Brief | Line by line, check the data for the string "contrazione" and state how many lines have it, nothing more.

Supplied data |
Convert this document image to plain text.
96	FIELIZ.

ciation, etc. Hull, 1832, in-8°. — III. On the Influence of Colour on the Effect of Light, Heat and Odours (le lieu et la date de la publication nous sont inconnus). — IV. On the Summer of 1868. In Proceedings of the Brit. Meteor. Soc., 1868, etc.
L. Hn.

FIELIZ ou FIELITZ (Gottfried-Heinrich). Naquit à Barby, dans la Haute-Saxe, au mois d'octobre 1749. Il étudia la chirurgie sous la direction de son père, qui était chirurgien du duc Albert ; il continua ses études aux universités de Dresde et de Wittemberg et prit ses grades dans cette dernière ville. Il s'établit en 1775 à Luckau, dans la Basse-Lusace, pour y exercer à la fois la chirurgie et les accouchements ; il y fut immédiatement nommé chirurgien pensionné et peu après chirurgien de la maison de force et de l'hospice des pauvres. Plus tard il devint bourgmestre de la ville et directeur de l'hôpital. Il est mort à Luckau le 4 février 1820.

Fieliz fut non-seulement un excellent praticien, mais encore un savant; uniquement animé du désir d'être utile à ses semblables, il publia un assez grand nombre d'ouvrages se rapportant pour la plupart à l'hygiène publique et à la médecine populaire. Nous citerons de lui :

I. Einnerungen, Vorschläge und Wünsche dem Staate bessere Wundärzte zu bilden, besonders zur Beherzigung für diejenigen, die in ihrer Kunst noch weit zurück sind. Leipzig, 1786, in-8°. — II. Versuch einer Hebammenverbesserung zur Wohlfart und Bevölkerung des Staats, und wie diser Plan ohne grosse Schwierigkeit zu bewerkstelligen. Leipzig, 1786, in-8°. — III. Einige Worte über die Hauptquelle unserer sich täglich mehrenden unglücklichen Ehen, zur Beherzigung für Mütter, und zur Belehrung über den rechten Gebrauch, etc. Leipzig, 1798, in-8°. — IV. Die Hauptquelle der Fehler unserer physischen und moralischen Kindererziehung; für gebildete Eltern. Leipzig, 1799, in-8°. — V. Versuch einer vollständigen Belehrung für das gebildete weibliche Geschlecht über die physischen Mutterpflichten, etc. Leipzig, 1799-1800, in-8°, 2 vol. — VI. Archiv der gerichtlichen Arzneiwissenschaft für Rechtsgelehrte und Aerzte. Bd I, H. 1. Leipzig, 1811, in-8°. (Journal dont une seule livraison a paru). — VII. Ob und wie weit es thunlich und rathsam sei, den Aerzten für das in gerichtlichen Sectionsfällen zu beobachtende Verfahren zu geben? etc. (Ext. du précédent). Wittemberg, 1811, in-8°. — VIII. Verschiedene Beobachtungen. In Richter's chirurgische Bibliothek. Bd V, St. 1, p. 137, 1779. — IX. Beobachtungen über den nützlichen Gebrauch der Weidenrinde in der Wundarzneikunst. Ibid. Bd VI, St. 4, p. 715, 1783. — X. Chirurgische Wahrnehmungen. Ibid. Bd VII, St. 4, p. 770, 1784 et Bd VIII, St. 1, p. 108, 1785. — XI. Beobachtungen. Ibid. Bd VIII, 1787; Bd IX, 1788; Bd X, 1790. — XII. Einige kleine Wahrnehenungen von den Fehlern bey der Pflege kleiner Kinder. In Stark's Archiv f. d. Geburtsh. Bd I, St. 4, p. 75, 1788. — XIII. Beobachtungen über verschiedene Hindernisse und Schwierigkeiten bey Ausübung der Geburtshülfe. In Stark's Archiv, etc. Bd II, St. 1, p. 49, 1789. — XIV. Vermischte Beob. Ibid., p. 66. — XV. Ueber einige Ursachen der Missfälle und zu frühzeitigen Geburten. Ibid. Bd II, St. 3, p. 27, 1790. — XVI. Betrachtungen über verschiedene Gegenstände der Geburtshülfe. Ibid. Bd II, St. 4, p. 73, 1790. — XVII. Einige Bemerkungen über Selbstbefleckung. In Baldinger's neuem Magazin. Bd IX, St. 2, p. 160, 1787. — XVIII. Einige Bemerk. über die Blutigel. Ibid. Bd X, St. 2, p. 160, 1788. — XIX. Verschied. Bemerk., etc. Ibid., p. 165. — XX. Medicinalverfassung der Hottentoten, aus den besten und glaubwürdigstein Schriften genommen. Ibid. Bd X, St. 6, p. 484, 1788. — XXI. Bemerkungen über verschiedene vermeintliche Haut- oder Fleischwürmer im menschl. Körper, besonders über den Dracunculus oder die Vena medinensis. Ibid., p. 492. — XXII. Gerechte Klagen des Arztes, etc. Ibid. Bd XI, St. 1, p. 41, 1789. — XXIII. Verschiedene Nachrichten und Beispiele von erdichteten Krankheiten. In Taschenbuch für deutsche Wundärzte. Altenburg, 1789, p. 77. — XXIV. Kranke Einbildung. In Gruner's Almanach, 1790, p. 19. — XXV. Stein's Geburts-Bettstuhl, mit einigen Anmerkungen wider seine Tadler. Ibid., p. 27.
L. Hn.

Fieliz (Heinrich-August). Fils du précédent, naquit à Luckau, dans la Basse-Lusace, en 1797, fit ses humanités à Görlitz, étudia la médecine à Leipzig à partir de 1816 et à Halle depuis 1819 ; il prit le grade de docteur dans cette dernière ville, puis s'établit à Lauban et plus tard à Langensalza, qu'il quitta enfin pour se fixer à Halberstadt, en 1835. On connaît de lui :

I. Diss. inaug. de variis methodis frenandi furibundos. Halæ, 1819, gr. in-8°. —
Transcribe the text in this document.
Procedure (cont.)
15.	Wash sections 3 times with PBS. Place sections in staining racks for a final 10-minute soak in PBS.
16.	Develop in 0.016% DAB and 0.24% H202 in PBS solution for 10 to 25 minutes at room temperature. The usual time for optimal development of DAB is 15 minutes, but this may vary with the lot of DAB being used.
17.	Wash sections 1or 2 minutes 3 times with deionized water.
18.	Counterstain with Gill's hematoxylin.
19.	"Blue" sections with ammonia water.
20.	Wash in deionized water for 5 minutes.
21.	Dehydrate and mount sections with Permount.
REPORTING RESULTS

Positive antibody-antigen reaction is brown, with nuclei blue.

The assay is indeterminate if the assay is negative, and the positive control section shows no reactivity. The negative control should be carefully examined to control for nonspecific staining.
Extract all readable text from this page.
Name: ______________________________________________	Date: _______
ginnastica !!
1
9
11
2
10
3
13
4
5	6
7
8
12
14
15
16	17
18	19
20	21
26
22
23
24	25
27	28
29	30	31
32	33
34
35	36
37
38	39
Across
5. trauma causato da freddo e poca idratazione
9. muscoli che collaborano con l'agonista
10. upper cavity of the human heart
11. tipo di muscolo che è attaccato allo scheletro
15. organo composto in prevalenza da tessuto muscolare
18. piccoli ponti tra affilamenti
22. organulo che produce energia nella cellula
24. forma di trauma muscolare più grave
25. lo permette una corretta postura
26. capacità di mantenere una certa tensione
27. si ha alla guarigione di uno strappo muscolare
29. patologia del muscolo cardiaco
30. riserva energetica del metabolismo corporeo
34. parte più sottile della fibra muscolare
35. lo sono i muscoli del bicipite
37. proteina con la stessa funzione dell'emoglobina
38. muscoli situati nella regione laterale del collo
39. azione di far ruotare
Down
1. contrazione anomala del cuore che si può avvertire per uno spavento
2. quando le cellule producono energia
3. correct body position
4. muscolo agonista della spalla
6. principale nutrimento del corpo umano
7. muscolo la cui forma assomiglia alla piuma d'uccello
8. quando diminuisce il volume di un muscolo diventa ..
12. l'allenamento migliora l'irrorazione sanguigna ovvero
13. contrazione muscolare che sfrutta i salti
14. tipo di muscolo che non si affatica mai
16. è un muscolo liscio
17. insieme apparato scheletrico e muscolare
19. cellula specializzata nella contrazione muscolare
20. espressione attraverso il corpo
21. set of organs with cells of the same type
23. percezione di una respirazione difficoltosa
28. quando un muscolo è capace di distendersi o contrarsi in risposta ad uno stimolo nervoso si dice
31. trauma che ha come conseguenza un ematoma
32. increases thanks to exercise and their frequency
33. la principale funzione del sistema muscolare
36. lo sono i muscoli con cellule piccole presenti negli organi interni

Task solution | 3